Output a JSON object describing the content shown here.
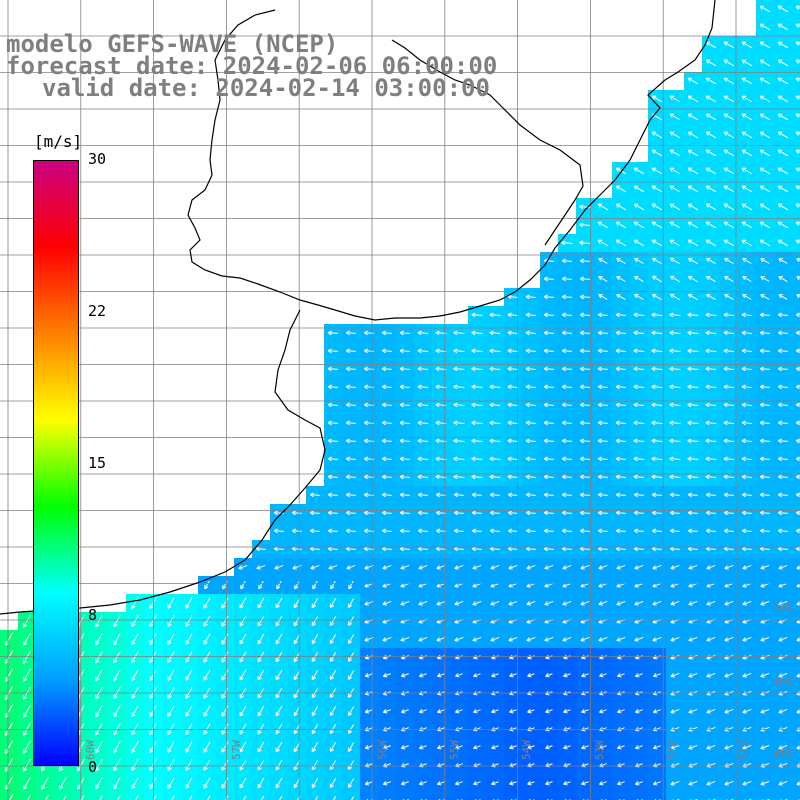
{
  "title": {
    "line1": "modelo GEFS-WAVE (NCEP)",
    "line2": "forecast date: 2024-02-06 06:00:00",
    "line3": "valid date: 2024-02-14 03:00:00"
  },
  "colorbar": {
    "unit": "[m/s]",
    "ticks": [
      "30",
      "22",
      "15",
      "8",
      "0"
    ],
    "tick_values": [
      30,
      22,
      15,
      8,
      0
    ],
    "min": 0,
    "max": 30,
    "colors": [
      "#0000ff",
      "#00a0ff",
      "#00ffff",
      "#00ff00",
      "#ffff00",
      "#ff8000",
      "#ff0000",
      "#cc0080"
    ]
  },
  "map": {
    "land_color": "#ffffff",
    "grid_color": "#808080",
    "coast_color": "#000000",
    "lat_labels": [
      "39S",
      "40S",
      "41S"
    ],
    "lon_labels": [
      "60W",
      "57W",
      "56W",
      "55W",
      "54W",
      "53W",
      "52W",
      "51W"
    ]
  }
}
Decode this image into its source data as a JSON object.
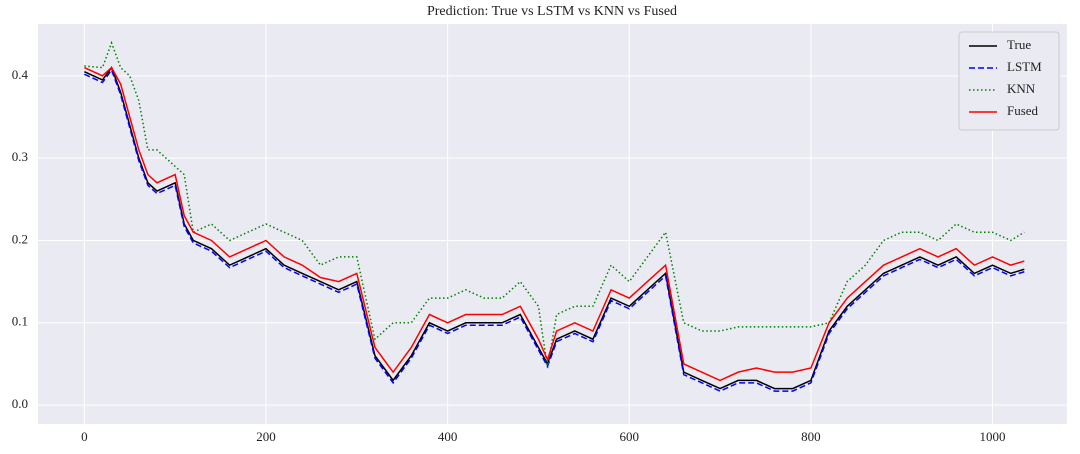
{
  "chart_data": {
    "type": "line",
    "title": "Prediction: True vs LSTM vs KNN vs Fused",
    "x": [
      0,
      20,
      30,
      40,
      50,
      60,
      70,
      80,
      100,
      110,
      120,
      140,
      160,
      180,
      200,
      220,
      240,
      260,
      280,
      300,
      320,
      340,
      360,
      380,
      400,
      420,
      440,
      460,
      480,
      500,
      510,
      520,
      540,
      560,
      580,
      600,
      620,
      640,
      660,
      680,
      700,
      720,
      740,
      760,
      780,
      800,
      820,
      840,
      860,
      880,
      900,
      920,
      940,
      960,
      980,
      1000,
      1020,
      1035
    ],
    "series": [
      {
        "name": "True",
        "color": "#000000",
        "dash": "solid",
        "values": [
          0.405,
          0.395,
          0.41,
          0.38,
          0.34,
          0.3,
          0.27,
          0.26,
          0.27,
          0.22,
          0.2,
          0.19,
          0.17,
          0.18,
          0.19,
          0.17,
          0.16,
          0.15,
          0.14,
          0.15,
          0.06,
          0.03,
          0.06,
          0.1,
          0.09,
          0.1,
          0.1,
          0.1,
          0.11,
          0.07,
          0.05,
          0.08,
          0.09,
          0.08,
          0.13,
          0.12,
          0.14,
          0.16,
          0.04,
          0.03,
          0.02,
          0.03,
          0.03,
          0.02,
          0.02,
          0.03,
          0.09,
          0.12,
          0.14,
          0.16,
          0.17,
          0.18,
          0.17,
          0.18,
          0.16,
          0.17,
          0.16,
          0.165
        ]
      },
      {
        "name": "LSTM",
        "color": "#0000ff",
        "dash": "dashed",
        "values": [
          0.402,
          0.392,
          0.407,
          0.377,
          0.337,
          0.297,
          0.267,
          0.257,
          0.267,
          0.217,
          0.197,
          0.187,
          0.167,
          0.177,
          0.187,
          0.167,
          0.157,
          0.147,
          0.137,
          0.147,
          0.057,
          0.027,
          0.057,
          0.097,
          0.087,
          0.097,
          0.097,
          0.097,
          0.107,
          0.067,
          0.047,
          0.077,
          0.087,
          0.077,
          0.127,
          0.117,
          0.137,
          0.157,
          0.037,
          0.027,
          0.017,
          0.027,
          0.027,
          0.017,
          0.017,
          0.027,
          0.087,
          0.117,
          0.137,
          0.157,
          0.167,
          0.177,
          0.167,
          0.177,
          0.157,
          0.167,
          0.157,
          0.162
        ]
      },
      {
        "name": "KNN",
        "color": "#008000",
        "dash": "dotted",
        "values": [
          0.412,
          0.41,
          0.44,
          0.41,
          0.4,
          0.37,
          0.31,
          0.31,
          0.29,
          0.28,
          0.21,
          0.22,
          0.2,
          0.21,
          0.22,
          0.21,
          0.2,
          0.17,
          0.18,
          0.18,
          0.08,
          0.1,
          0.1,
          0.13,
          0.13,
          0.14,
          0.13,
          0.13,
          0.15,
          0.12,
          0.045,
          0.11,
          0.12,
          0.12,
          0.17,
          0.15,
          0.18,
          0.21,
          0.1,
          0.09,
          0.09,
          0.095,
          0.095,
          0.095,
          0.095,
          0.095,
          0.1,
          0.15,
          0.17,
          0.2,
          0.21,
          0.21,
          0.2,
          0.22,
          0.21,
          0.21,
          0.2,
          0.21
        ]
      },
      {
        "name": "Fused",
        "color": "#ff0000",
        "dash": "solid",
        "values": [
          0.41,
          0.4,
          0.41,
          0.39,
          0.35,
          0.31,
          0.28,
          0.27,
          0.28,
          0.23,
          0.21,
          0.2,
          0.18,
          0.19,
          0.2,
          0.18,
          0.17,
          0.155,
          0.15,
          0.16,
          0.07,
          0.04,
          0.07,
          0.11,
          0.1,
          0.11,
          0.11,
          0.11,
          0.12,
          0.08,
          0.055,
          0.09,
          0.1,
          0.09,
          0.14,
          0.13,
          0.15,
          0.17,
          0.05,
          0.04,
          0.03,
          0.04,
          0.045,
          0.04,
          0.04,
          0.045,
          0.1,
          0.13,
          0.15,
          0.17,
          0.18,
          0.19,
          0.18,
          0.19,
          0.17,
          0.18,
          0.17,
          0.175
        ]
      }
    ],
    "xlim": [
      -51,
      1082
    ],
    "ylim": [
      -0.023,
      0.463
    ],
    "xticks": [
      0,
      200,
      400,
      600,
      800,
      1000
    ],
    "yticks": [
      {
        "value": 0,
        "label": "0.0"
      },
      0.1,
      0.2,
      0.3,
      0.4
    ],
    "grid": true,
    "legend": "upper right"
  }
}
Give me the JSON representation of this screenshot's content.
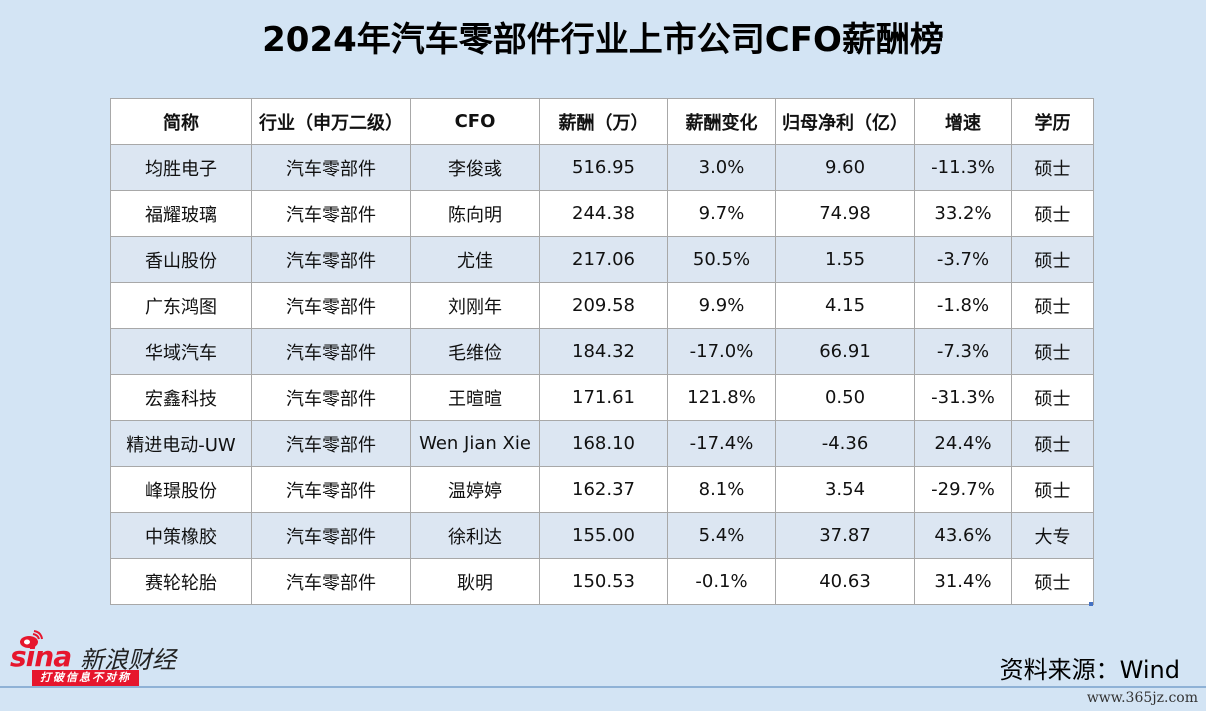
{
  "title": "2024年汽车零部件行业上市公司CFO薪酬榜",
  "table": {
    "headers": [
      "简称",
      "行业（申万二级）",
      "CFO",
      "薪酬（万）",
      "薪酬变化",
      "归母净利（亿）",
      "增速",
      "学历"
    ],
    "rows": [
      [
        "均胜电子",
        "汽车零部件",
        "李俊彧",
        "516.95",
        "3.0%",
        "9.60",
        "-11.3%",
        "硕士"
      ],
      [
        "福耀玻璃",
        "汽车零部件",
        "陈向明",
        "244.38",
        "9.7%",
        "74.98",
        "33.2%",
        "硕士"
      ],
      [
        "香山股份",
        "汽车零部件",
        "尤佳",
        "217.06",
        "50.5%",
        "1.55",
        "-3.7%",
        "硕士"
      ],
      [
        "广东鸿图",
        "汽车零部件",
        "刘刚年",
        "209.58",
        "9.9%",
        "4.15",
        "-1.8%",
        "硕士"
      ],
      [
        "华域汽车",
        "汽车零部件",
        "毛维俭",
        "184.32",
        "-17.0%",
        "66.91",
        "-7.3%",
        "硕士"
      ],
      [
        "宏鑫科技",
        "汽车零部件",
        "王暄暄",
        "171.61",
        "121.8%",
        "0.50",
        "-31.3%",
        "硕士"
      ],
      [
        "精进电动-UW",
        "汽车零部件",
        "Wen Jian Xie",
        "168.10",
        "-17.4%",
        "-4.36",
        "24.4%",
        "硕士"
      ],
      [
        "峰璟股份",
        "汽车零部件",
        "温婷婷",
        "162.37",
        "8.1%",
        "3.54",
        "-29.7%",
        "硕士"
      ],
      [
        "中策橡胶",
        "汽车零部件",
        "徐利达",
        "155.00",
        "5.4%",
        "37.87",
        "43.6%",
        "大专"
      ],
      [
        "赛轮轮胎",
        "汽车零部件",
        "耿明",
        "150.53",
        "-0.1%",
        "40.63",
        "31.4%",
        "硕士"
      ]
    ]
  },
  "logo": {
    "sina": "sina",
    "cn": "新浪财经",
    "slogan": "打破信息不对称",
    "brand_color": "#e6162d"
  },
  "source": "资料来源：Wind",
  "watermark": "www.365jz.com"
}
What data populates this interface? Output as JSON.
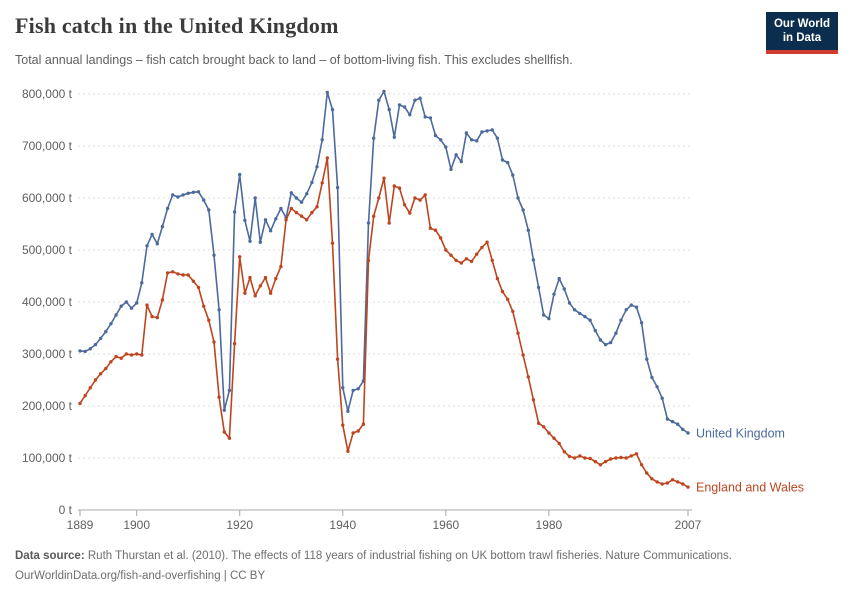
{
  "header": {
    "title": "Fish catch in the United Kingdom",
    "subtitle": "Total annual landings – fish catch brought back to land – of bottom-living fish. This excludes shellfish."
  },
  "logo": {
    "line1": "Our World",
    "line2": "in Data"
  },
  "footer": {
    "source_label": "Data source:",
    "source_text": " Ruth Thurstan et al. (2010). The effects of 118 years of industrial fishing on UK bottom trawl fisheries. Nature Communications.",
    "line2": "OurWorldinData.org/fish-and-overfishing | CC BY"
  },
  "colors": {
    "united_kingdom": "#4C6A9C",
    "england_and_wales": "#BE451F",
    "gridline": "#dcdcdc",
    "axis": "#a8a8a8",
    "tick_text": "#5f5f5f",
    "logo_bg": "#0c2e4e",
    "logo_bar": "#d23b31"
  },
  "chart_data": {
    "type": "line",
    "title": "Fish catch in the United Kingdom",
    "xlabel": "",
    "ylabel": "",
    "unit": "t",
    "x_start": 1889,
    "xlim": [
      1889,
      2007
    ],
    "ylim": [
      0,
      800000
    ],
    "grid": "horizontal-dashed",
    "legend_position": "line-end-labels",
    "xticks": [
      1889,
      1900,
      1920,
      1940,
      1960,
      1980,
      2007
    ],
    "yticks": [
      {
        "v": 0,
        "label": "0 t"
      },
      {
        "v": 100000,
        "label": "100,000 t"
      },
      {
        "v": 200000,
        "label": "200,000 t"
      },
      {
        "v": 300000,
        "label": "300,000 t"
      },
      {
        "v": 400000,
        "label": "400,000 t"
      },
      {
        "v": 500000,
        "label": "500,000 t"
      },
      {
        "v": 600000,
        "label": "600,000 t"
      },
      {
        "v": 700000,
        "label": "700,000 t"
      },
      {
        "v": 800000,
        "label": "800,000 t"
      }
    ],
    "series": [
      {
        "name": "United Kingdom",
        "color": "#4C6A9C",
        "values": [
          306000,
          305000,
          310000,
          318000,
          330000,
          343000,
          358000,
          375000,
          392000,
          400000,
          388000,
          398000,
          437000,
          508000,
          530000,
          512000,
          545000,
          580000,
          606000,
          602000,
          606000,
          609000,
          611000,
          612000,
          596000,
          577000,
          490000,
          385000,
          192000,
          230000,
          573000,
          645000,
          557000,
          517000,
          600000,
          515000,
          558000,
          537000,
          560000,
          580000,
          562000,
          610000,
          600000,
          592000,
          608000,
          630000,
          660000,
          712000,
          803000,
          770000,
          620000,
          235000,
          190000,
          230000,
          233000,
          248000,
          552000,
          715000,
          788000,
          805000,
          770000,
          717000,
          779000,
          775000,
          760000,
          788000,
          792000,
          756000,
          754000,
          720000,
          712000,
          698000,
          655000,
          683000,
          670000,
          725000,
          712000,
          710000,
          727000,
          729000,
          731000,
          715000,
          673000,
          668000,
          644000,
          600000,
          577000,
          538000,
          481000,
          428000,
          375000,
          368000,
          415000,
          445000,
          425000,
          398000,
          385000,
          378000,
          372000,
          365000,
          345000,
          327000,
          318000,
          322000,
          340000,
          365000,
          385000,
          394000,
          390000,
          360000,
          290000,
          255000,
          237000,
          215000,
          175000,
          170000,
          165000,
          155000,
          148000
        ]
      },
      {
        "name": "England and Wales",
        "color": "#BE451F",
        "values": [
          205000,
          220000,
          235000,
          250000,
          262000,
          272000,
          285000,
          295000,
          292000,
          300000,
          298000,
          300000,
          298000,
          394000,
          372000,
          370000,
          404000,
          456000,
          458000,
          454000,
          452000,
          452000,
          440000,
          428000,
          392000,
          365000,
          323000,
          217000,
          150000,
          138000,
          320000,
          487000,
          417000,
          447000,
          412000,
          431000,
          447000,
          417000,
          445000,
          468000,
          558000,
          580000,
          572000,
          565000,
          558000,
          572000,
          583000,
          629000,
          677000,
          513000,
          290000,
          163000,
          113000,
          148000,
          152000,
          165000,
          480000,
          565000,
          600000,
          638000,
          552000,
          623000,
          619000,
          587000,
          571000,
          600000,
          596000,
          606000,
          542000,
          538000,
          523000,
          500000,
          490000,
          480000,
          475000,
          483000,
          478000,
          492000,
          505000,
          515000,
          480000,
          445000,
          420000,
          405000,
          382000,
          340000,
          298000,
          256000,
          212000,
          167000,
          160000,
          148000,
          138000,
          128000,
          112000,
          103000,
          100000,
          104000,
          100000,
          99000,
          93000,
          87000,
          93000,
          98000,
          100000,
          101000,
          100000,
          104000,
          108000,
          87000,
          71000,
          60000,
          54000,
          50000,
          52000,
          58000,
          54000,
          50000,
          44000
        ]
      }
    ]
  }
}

§

• What the exercise asks: Look through the entries above. Extract each line with the word "object".

• Exercise result:
Output a JSON object describing the content shown here.
Decode this image into its source data as a JSON object.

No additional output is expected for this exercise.